[start THE RECORDS]

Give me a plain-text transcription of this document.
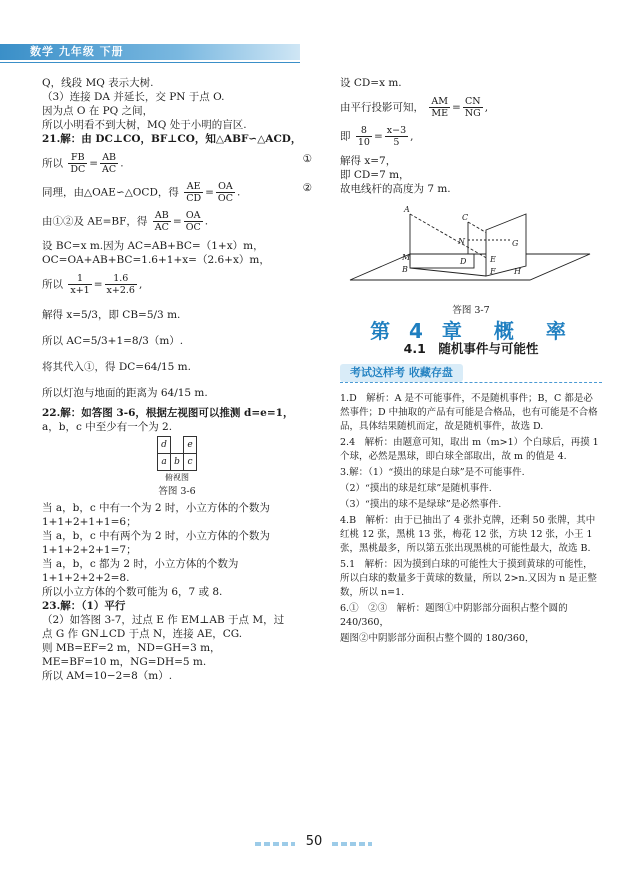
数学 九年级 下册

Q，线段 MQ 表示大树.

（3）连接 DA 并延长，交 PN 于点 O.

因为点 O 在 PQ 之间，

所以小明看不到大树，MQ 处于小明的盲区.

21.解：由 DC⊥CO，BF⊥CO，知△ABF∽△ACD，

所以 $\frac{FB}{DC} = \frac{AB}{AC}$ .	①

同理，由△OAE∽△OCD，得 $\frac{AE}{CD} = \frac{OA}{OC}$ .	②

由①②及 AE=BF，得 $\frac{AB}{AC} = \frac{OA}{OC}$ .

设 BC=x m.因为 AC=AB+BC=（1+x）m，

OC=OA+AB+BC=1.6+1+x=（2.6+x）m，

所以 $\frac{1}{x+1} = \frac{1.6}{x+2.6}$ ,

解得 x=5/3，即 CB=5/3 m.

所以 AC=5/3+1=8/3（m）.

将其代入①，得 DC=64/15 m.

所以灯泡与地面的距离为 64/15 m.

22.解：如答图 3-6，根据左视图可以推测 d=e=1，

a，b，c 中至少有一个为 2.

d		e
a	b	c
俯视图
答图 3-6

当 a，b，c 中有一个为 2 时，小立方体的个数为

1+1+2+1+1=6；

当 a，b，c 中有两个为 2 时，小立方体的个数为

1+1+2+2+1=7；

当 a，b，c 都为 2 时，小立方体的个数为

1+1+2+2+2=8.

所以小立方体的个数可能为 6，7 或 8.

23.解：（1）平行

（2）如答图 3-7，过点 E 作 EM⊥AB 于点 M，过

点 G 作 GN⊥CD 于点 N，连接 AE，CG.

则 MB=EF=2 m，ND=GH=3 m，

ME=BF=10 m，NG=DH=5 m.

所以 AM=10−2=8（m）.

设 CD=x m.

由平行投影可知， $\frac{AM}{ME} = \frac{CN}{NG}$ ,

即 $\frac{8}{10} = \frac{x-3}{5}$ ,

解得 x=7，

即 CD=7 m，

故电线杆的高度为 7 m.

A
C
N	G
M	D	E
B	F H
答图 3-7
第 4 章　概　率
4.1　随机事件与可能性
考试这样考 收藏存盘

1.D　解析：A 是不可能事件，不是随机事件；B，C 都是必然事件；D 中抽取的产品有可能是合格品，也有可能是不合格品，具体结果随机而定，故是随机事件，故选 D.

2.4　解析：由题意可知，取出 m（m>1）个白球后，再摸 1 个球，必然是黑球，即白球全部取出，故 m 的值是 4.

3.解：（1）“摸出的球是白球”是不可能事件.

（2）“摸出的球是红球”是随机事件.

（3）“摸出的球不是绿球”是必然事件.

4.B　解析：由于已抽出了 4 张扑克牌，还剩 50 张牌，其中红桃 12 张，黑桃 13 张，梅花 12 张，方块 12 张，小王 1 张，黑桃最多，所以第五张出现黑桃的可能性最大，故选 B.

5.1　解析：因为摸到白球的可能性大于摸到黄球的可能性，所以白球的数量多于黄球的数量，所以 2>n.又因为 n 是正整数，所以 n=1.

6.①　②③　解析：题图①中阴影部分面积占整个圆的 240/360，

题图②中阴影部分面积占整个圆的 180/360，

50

[end THE RECORDS]

:: GOAL ::
Without including the pictures, return each record above exactly as it stands.

:: THE RESULT ::
Give me a plain-text transcription of this document.
数学 九年级 下册

Q，线段 MQ 表示大树.

（3）连接 DA 并延长，交 PN 于点 O.

因为点 O 在 PQ 之间，

所以小明看不到大树，MQ 处于小明的盲区.

21.解：由 DC⊥CO，BF⊥CO，知△ABF∽△ACD，

所以 $\frac{FB}{DC} = \frac{AB}{AC}$ .	①

同理，由△OAE∽△OCD，得 $\frac{AE}{CD} = \frac{OA}{OC}$ .	②

由①②及 AE=BF，得 $\frac{AB}{AC} = \frac{OA}{OC}$ .

设 BC=x m.因为 AC=AB+BC=（1+x）m，

OC=OA+AB+BC=1.6+1+x=（2.6+x）m，

所以 $\frac{1}{x+1} = \frac{1.6}{x+2.6}$ ,

解得 x=5/3，即 CB=5/3 m.

所以 AC=5/3+1=8/3（m）.

将其代入①，得 DC=64/15 m.

所以灯泡与地面的距离为 64/15 m.

22.解：如答图 3-6，根据左视图可以推测 d=e=1，

a，b，c 中至少有一个为 2.

d		e
a	b	c
俯视图
答图 3-6

当 a，b，c 中有一个为 2 时，小立方体的个数为

1+1+2+1+1=6；

当 a，b，c 中有两个为 2 时，小立方体的个数为

1+1+2+2+1=7；

当 a，b，c 都为 2 时，小立方体的个数为

1+1+2+2+2=8.

所以小立方体的个数可能为 6，7 或 8.

23.解：（1）平行

（2）如答图 3-7，过点 E 作 EM⊥AB 于点 M，过

点 G 作 GN⊥CD 于点 N，连接 AE，CG.

则 MB=EF=2 m，ND=GH=3 m，

ME=BF=10 m，NG=DH=5 m.

所以 AM=10−2=8（m）.

设 CD=x m.

由平行投影可知， $\frac{AM}{ME} = \frac{CN}{NG}$ ,

即 $\frac{8}{10} = \frac{x-3}{5}$ ,

解得 x=7，

即 CD=7 m，

故电线杆的高度为 7 m.

A
C
N	G
M	D	E
B	F H
答图 3-7
第 4 章　概　率
4.1　随机事件与可能性
考试这样考 收藏存盘

1.D　解析：A 是不可能事件，不是随机事件；B，C 都是必然事件；D 中抽取的产品有可能是合格品，也有可能是不合格品，具体结果随机而定，故是随机事件，故选 D.

2.4　解析：由题意可知，取出 m（m>1）个白球后，再摸 1 个球，必然是黑球，即白球全部取出，故 m 的值是 4.

3.解：（1）“摸出的球是白球”是不可能事件.

（2）“摸出的球是红球”是随机事件.

（3）“摸出的球不是绿球”是必然事件.

4.B　解析：由于已抽出了 4 张扑克牌，还剩 50 张牌，其中红桃 12 张，黑桃 13 张，梅花 12 张，方块 12 张，小王 1 张，黑桃最多，所以第五张出现黑桃的可能性最大，故选 B.

5.1　解析：因为摸到白球的可能性大于摸到黄球的可能性，所以白球的数量多于黄球的数量，所以 2>n.又因为 n 是正整数，所以 n=1.

6.①　②③　解析：题图①中阴影部分面积占整个圆的 240/360，

题图②中阴影部分面积占整个圆的 180/360，

50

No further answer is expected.